A block of data
--- START ---
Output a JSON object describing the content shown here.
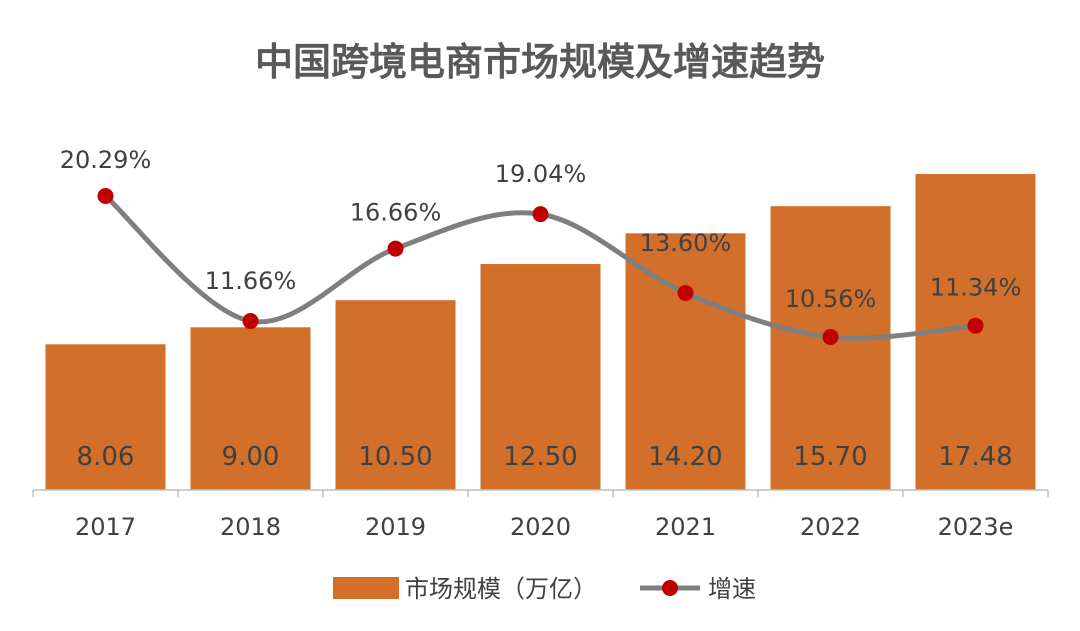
{
  "chart_data": {
    "title": "中国跨境电商市场规模及增速趋势",
    "categories": [
      "2017",
      "2018",
      "2019",
      "2020",
      "2021",
      "2022",
      "2023e"
    ],
    "series": [
      {
        "name": "市场规模（万亿）",
        "type": "bar",
        "values": [
          8.06,
          9.0,
          10.5,
          12.5,
          14.2,
          15.7,
          17.48
        ],
        "labels": [
          "8.06",
          "9.00",
          "10.50",
          "12.50",
          "14.20",
          "15.70",
          "17.48"
        ],
        "color": "#D2702B"
      },
      {
        "name": "增速",
        "type": "line",
        "smooth": true,
        "values": [
          20.29,
          11.66,
          16.66,
          19.04,
          13.6,
          10.56,
          11.34
        ],
        "labels": [
          "20.29%",
          "11.66%",
          "16.66%",
          "19.04%",
          "13.60%",
          "10.56%",
          "11.34%"
        ],
        "color": "#7F7F7F",
        "marker_color": "#C00000"
      }
    ],
    "legend_position": "bottom",
    "grid": false
  }
}
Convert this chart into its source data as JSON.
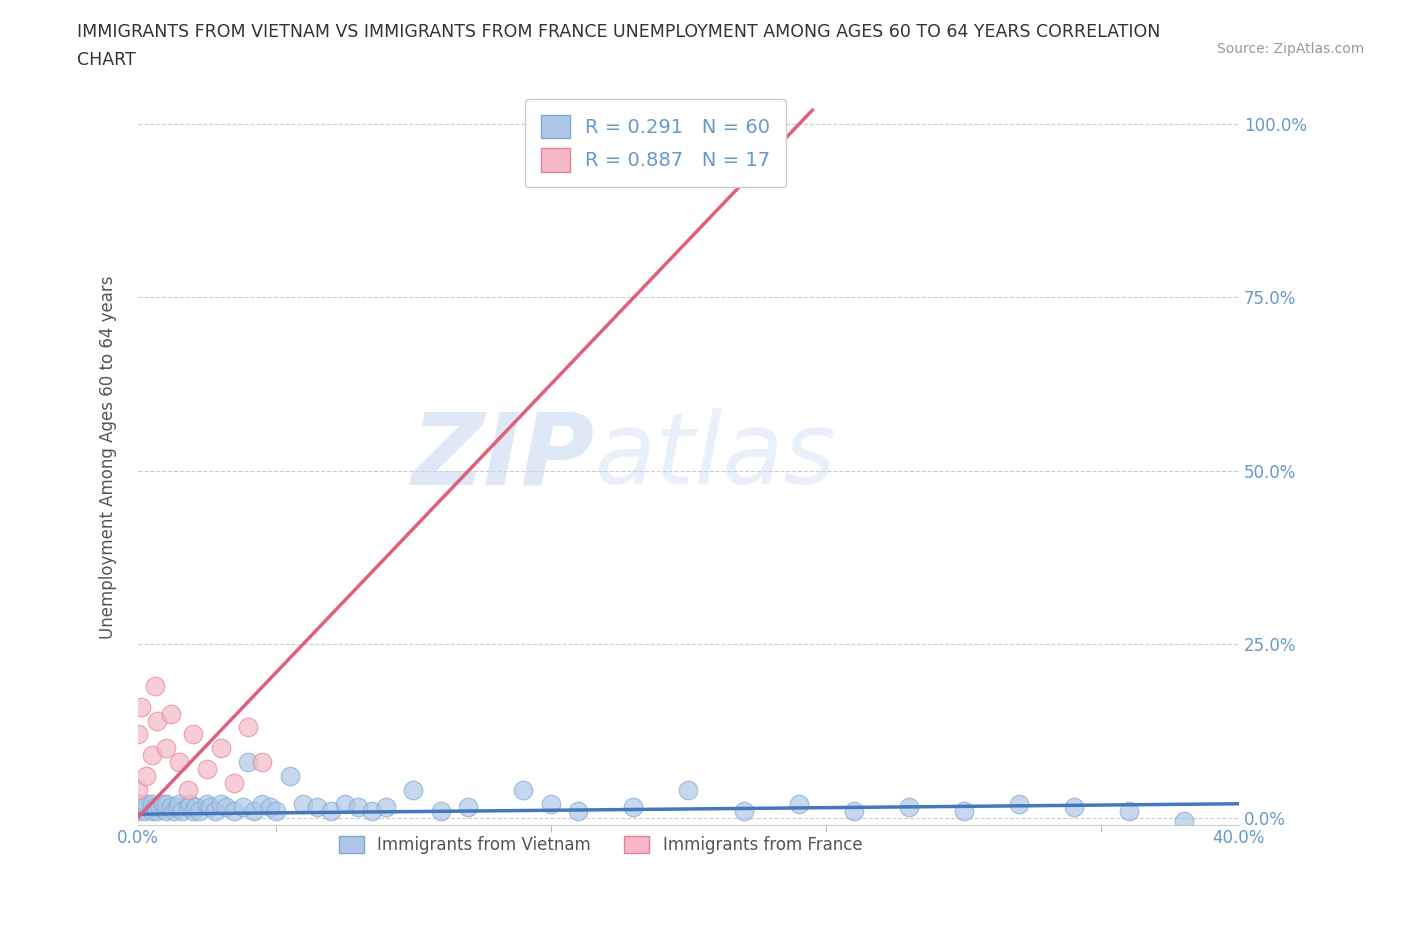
--- END ---
Reproduce the material word for word. Any pictures should be left out of the copy.

Output a JSON object describing the content shown here.
{
  "chart_data": {
    "title": "中国跨境电商市场规模及增速趋势",
    "categories": [
      "2017",
      "2018",
      "2019",
      "2020",
      "2021",
      "2022",
      "2023e"
    ],
    "series": [
      {
        "name": "市场规模（万亿）",
        "type": "bar",
        "values": [
          8.06,
          9.0,
          10.5,
          12.5,
          14.2,
          15.7,
          17.48
        ],
        "labels": [
          "8.06",
          "9.00",
          "10.50",
          "12.50",
          "14.20",
          "15.70",
          "17.48"
        ],
        "color": "#D2702B"
      },
      {
        "name": "增速",
        "type": "line",
        "smooth": true,
        "values": [
          20.29,
          11.66,
          16.66,
          19.04,
          13.6,
          10.56,
          11.34
        ],
        "labels": [
          "20.29%",
          "11.66%",
          "16.66%",
          "19.04%",
          "13.60%",
          "10.56%",
          "11.34%"
        ],
        "color": "#7F7F7F",
        "marker_color": "#C00000"
      }
    ],
    "legend_position": "bottom",
    "grid": false
  }
}
Convert this chart into its source data as JSON.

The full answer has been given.